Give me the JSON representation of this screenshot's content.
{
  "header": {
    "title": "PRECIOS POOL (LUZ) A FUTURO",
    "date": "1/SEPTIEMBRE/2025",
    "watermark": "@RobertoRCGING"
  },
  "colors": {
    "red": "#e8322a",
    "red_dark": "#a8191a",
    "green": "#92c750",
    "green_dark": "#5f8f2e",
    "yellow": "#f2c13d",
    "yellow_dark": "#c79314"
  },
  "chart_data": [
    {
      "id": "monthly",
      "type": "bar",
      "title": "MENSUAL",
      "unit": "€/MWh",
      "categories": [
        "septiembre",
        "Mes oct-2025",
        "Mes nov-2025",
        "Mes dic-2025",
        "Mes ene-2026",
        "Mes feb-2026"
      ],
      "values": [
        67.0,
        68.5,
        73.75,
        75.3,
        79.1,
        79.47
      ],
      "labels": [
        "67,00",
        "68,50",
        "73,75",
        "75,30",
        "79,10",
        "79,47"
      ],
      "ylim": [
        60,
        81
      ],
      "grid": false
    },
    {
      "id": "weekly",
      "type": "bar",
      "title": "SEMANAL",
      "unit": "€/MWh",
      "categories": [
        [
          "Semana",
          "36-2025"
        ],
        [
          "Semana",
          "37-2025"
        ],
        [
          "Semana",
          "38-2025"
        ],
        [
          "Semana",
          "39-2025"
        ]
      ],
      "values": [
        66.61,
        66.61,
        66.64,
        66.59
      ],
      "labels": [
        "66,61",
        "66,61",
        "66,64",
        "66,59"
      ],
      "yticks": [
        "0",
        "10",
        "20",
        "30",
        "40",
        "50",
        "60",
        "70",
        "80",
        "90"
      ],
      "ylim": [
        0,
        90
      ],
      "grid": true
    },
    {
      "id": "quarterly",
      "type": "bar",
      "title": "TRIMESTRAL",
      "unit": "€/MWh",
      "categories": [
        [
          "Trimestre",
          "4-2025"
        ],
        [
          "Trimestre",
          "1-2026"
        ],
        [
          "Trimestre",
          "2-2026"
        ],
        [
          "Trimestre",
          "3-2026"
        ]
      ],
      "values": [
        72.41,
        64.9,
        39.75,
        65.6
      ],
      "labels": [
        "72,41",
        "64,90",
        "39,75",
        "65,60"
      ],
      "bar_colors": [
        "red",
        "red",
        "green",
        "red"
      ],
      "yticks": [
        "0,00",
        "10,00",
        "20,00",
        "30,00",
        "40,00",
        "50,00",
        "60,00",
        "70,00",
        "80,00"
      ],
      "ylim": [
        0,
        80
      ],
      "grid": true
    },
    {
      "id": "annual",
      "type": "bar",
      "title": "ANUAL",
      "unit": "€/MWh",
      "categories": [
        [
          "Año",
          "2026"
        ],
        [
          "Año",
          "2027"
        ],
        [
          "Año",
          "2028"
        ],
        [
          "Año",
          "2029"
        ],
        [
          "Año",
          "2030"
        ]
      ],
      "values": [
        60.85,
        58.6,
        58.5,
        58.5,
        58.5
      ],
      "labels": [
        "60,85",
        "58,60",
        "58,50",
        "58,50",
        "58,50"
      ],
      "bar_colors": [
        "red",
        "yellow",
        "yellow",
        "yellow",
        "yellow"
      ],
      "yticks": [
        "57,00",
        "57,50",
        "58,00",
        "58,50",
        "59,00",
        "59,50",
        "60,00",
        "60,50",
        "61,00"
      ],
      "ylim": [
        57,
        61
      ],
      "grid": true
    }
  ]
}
━━━━━━━━
__Task prompt__.
Transcribe every record above exactly as it appears.

__Answer in full__.
Give me the JSON representation of this screenshot's content.
{
  "header": {
    "title": "PRECIOS POOL (LUZ) A FUTURO",
    "date": "1/SEPTIEMBRE/2025",
    "watermark": "@RobertoRCGING"
  },
  "colors": {
    "red": "#e8322a",
    "red_dark": "#a8191a",
    "green": "#92c750",
    "green_dark": "#5f8f2e",
    "yellow": "#f2c13d",
    "yellow_dark": "#c79314"
  },
  "chart_data": [
    {
      "id": "monthly",
      "type": "bar",
      "title": "MENSUAL",
      "unit": "€/MWh",
      "categories": [
        "septiembre",
        "Mes oct-2025",
        "Mes nov-2025",
        "Mes dic-2025",
        "Mes ene-2026",
        "Mes feb-2026"
      ],
      "values": [
        67.0,
        68.5,
        73.75,
        75.3,
        79.1,
        79.47
      ],
      "labels": [
        "67,00",
        "68,50",
        "73,75",
        "75,30",
        "79,10",
        "79,47"
      ],
      "ylim": [
        60,
        81
      ],
      "grid": false
    },
    {
      "id": "weekly",
      "type": "bar",
      "title": "SEMANAL",
      "unit": "€/MWh",
      "categories": [
        [
          "Semana",
          "36-2025"
        ],
        [
          "Semana",
          "37-2025"
        ],
        [
          "Semana",
          "38-2025"
        ],
        [
          "Semana",
          "39-2025"
        ]
      ],
      "values": [
        66.61,
        66.61,
        66.64,
        66.59
      ],
      "labels": [
        "66,61",
        "66,61",
        "66,64",
        "66,59"
      ],
      "yticks": [
        "0",
        "10",
        "20",
        "30",
        "40",
        "50",
        "60",
        "70",
        "80",
        "90"
      ],
      "ylim": [
        0,
        90
      ],
      "grid": true
    },
    {
      "id": "quarterly",
      "type": "bar",
      "title": "TRIMESTRAL",
      "unit": "€/MWh",
      "categories": [
        [
          "Trimestre",
          "4-2025"
        ],
        [
          "Trimestre",
          "1-2026"
        ],
        [
          "Trimestre",
          "2-2026"
        ],
        [
          "Trimestre",
          "3-2026"
        ]
      ],
      "values": [
        72.41,
        64.9,
        39.75,
        65.6
      ],
      "labels": [
        "72,41",
        "64,90",
        "39,75",
        "65,60"
      ],
      "bar_colors": [
        "red",
        "red",
        "green",
        "red"
      ],
      "yticks": [
        "0,00",
        "10,00",
        "20,00",
        "30,00",
        "40,00",
        "50,00",
        "60,00",
        "70,00",
        "80,00"
      ],
      "ylim": [
        0,
        80
      ],
      "grid": true
    },
    {
      "id": "annual",
      "type": "bar",
      "title": "ANUAL",
      "unit": "€/MWh",
      "categories": [
        [
          "Año",
          "2026"
        ],
        [
          "Año",
          "2027"
        ],
        [
          "Año",
          "2028"
        ],
        [
          "Año",
          "2029"
        ],
        [
          "Año",
          "2030"
        ]
      ],
      "values": [
        60.85,
        58.6,
        58.5,
        58.5,
        58.5
      ],
      "labels": [
        "60,85",
        "58,60",
        "58,50",
        "58,50",
        "58,50"
      ],
      "bar_colors": [
        "red",
        "yellow",
        "yellow",
        "yellow",
        "yellow"
      ],
      "yticks": [
        "57,00",
        "57,50",
        "58,00",
        "58,50",
        "59,00",
        "59,50",
        "60,00",
        "60,50",
        "61,00"
      ],
      "ylim": [
        57,
        61
      ],
      "grid": true
    }
  ]
}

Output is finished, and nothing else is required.